Count the lines containing "xlabel". Give the number alone.

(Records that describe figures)
* START *

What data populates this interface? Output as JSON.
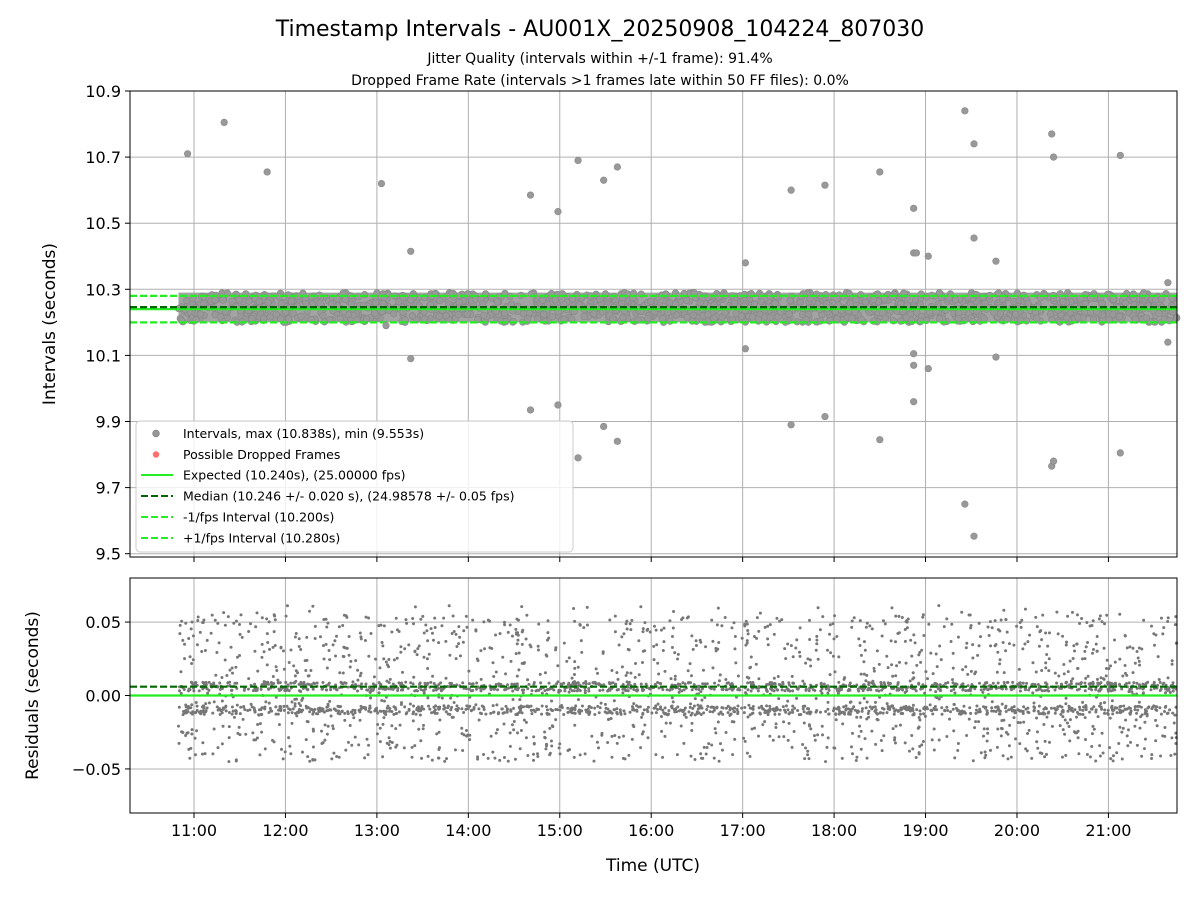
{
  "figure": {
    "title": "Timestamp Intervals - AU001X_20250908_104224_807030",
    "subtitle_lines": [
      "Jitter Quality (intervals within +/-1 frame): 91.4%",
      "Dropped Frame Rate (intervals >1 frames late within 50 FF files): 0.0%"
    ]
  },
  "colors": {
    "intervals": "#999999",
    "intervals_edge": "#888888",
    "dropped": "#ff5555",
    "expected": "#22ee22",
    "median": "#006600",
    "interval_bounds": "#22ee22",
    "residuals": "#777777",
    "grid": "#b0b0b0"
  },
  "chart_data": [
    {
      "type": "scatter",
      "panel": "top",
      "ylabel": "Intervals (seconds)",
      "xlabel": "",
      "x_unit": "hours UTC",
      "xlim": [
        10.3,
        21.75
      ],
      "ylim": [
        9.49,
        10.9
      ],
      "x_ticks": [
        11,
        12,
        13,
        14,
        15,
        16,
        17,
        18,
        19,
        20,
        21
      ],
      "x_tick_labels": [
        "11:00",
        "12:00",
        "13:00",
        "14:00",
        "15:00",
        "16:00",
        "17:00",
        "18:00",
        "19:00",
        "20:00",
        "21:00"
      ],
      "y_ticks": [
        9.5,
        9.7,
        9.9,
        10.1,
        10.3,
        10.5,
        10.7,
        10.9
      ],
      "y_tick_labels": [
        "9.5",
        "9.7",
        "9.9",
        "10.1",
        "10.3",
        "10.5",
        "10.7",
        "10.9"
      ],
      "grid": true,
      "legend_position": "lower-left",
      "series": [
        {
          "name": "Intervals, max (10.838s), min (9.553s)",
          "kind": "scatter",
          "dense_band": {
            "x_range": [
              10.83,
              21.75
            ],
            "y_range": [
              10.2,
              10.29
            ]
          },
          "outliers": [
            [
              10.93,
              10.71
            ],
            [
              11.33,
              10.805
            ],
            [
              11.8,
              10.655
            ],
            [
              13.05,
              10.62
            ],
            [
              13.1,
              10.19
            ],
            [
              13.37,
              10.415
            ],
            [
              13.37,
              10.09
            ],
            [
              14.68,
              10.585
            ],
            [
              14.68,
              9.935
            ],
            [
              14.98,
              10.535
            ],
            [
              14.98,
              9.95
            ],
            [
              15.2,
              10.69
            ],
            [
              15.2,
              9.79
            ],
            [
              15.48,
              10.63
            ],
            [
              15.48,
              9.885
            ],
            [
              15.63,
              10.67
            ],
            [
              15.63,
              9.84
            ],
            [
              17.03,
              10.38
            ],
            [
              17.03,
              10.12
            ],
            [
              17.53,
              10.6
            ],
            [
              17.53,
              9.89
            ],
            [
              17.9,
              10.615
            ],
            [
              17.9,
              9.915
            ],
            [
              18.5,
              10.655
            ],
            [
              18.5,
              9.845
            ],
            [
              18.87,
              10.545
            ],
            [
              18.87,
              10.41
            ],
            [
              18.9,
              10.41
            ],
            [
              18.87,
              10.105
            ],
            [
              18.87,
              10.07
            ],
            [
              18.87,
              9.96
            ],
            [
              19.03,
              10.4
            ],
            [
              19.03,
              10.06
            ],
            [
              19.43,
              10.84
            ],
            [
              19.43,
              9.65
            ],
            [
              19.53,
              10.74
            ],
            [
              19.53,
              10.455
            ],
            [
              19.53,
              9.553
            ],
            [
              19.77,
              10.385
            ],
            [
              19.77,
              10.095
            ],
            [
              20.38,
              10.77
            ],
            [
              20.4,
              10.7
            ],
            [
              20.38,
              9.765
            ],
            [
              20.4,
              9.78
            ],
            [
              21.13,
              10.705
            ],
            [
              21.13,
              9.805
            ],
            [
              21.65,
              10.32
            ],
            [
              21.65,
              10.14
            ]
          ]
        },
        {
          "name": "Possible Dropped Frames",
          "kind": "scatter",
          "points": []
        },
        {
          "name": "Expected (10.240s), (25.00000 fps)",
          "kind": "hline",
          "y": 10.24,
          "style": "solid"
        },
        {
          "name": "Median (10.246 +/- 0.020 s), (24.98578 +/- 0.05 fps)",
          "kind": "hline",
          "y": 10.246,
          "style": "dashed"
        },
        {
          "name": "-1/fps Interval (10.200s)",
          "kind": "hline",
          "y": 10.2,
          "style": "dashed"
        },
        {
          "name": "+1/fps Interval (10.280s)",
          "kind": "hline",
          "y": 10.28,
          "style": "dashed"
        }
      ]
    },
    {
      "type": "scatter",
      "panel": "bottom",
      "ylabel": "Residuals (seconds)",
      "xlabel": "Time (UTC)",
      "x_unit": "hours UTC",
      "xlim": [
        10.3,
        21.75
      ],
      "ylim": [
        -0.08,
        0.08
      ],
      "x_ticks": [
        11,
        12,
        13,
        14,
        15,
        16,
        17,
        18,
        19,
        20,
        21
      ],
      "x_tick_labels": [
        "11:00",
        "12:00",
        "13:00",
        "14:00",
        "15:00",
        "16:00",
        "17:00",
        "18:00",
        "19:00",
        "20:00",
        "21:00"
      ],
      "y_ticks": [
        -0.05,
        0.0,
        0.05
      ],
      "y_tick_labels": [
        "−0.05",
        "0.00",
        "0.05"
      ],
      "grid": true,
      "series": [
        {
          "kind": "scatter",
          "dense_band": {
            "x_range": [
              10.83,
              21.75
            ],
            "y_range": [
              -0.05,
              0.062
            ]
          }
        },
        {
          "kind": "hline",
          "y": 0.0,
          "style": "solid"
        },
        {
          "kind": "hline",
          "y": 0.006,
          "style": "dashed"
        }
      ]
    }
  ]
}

* END *
* START *

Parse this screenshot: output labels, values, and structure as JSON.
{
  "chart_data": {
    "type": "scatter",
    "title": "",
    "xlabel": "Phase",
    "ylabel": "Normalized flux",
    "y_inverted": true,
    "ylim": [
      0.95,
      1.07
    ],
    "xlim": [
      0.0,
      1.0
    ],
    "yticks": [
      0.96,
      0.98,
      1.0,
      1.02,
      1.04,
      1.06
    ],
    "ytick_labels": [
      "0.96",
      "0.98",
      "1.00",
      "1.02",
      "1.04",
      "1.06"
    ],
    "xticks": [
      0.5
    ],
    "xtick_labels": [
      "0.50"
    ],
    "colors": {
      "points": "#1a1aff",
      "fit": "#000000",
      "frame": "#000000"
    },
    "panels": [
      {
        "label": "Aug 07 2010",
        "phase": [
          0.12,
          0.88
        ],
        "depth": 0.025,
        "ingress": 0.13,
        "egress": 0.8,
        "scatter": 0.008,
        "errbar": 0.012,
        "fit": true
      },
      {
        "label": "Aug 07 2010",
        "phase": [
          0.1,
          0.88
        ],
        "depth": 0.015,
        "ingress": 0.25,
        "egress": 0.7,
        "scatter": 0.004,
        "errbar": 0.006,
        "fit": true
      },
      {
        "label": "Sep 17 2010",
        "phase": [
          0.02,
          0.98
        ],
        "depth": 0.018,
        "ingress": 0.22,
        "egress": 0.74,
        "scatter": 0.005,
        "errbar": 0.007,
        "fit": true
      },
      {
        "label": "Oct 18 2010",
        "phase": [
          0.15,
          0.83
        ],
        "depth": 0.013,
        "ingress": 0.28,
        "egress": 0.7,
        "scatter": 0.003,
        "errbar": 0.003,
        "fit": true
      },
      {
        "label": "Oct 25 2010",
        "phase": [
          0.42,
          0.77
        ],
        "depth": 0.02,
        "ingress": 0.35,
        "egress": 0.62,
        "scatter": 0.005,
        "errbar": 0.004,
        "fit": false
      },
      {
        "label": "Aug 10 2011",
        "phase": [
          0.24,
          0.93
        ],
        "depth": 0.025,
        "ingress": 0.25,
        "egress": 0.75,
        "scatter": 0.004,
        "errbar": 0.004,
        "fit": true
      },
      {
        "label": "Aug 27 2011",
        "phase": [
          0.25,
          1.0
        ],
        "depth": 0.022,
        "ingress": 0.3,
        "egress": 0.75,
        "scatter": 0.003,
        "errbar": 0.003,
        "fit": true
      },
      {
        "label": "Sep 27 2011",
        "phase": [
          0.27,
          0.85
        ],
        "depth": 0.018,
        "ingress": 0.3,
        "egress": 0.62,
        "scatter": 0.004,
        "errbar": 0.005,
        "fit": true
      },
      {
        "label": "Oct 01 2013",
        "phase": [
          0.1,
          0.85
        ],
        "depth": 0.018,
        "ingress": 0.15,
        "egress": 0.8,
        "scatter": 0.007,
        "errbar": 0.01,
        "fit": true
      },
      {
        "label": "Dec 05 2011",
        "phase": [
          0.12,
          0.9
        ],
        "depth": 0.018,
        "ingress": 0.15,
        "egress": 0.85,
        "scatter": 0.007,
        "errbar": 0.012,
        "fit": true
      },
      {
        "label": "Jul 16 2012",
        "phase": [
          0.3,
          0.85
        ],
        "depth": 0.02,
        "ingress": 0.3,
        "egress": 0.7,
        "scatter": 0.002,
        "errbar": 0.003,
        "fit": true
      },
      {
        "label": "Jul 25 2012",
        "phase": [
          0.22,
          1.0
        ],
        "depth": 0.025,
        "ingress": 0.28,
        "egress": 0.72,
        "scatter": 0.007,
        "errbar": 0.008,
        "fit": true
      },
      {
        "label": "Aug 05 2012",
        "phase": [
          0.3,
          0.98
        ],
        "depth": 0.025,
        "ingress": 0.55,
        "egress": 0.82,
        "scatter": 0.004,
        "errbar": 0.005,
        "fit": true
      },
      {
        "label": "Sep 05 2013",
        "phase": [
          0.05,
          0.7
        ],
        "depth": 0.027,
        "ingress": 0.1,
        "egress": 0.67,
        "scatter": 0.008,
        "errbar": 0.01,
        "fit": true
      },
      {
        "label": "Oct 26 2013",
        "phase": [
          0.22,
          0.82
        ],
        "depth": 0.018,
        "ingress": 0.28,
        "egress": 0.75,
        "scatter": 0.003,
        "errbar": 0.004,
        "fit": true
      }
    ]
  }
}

* END *

* [FINISHED ANSWER]
3